[EXERCISE] Locate every line in the material below that has the word "Percent". Copy each of those lines.

## BEGIN EXERCISE MATERIAL

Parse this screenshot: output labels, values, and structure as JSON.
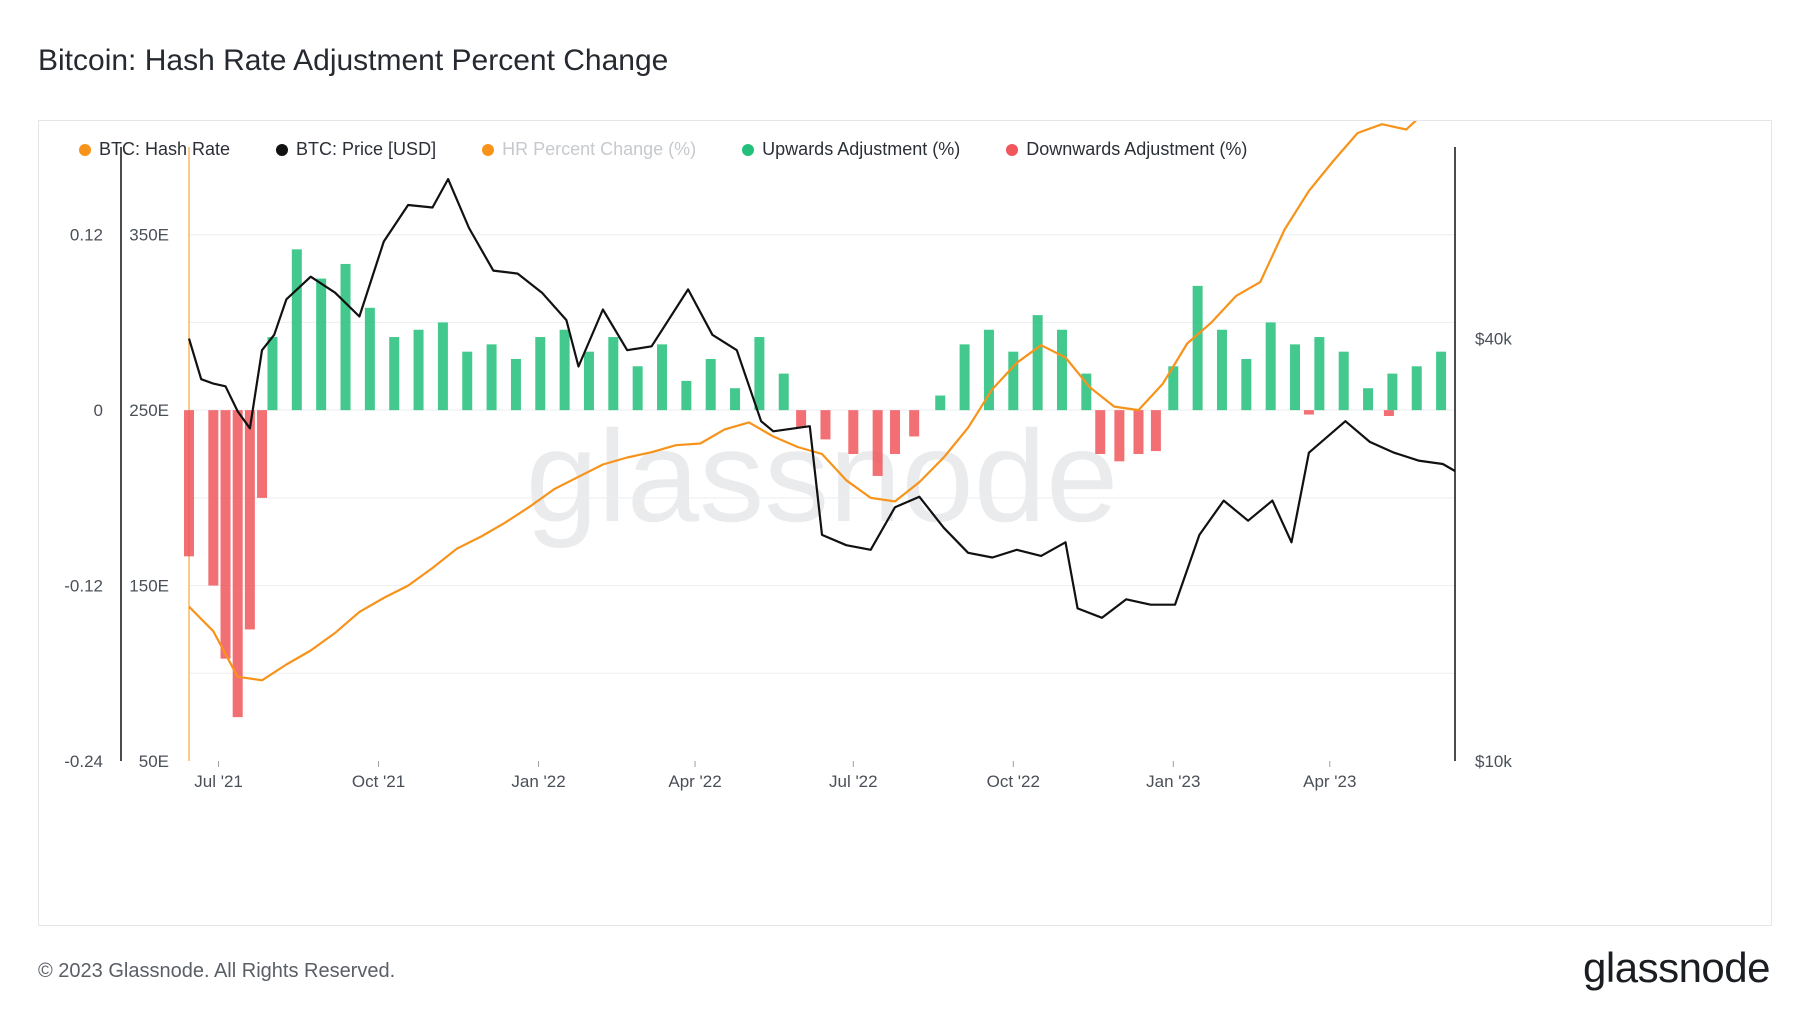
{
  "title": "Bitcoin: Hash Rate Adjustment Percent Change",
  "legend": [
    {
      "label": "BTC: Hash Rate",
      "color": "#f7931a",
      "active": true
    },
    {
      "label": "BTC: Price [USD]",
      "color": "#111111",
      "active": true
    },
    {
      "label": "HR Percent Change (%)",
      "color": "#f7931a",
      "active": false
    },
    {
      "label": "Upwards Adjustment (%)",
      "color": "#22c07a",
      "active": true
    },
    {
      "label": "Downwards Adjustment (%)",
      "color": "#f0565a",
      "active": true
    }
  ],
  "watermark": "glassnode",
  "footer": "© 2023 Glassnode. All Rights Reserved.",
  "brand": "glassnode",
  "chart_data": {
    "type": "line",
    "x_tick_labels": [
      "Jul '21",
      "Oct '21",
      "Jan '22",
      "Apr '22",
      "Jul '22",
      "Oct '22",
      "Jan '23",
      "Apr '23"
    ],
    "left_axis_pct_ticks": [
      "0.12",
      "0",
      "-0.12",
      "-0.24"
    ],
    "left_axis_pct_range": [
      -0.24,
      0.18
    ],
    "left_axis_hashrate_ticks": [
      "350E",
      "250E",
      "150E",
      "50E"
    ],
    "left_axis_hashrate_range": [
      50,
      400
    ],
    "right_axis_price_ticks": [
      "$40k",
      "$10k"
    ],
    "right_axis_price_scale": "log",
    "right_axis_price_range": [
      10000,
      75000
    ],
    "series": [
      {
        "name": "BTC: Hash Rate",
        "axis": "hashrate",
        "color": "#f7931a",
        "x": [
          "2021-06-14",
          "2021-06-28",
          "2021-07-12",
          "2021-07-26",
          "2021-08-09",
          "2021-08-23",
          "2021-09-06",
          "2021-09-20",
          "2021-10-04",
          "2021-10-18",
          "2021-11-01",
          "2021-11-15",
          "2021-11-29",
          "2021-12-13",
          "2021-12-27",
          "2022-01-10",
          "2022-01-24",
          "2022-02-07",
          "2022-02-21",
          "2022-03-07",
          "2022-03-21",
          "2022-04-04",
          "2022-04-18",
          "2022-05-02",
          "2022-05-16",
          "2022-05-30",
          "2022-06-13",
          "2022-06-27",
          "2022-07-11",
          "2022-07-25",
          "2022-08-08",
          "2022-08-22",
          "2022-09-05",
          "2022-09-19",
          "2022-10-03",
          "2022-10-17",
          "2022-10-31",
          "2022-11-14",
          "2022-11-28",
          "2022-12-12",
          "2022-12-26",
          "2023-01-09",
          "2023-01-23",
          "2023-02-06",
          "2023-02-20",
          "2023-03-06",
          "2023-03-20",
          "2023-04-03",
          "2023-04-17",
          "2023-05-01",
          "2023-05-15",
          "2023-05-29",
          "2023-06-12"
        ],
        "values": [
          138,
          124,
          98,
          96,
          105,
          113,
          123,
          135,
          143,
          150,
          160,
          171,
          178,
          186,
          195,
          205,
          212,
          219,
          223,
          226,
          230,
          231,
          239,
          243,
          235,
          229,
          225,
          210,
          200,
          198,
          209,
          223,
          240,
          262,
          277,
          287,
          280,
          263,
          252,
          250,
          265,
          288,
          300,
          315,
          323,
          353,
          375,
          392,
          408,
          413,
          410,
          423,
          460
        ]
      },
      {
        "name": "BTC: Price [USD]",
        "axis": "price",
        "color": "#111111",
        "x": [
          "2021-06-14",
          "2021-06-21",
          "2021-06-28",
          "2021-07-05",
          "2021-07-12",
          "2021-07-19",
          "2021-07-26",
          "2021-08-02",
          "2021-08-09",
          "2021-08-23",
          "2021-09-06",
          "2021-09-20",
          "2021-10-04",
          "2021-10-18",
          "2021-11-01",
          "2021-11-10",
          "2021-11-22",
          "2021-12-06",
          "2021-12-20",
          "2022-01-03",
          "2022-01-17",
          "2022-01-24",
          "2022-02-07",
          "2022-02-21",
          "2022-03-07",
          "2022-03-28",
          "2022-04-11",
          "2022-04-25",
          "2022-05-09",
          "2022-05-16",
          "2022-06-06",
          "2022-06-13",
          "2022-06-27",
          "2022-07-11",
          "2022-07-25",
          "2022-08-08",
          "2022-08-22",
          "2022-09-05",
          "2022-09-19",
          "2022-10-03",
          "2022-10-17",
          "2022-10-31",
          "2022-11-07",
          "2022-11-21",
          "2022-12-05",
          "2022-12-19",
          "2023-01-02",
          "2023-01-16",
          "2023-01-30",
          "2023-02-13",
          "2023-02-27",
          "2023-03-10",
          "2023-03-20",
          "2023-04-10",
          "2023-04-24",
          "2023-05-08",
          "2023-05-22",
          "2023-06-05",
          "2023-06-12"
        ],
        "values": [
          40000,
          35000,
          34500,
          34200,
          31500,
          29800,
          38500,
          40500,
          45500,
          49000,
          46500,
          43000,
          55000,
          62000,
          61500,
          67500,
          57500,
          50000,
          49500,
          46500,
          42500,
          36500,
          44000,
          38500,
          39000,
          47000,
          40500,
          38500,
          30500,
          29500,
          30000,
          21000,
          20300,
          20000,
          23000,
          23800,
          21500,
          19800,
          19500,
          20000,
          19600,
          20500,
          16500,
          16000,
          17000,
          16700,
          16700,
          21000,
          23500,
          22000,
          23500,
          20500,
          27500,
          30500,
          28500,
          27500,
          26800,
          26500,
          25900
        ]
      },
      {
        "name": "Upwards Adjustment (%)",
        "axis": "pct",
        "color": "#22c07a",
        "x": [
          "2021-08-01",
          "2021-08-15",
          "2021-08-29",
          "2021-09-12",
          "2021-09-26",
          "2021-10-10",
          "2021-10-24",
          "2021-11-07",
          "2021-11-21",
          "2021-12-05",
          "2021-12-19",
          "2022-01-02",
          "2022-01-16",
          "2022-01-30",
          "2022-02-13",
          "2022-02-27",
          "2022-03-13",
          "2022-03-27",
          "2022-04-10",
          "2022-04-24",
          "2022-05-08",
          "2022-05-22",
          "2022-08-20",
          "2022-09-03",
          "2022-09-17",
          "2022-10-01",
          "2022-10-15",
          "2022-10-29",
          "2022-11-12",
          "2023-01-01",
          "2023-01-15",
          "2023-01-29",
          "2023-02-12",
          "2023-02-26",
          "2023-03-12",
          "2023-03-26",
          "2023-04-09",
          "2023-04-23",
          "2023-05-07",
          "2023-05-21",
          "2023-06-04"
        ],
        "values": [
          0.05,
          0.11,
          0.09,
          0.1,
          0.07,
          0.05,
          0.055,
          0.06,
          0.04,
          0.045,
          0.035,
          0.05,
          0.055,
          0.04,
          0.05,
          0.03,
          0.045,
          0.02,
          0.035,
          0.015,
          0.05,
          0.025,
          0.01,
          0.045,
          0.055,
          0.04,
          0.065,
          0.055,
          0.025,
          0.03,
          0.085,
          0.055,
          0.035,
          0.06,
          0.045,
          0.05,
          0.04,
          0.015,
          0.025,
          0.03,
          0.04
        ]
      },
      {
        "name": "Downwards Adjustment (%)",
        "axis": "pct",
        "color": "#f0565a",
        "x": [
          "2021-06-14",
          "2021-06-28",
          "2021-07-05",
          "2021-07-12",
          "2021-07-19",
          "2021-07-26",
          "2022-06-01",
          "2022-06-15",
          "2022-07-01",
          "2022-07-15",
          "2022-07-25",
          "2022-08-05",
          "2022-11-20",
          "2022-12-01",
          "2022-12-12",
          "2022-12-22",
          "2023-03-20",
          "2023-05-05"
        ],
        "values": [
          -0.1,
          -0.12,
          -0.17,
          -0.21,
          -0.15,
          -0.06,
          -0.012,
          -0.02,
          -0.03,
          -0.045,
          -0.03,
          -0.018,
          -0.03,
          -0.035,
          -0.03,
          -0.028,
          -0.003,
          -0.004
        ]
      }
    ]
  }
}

## END EXERCISE MATERIAL
## BEGIN EXERCISE MATERIAL

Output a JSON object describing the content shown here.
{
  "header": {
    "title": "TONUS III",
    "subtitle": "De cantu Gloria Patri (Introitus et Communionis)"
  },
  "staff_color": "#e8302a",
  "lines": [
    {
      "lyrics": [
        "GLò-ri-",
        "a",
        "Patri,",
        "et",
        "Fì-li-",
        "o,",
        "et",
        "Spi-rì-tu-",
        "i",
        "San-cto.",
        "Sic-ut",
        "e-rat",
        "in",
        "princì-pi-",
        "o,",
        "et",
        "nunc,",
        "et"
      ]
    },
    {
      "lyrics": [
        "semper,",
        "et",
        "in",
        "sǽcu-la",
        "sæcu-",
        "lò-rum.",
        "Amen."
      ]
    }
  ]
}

## END EXERCISE MATERIAL

[WRITTEN ANSWER]
  "title": "Bitcoin: Hash Rate Adjustment Percent Change",
      "label": "HR Percent Change (%)",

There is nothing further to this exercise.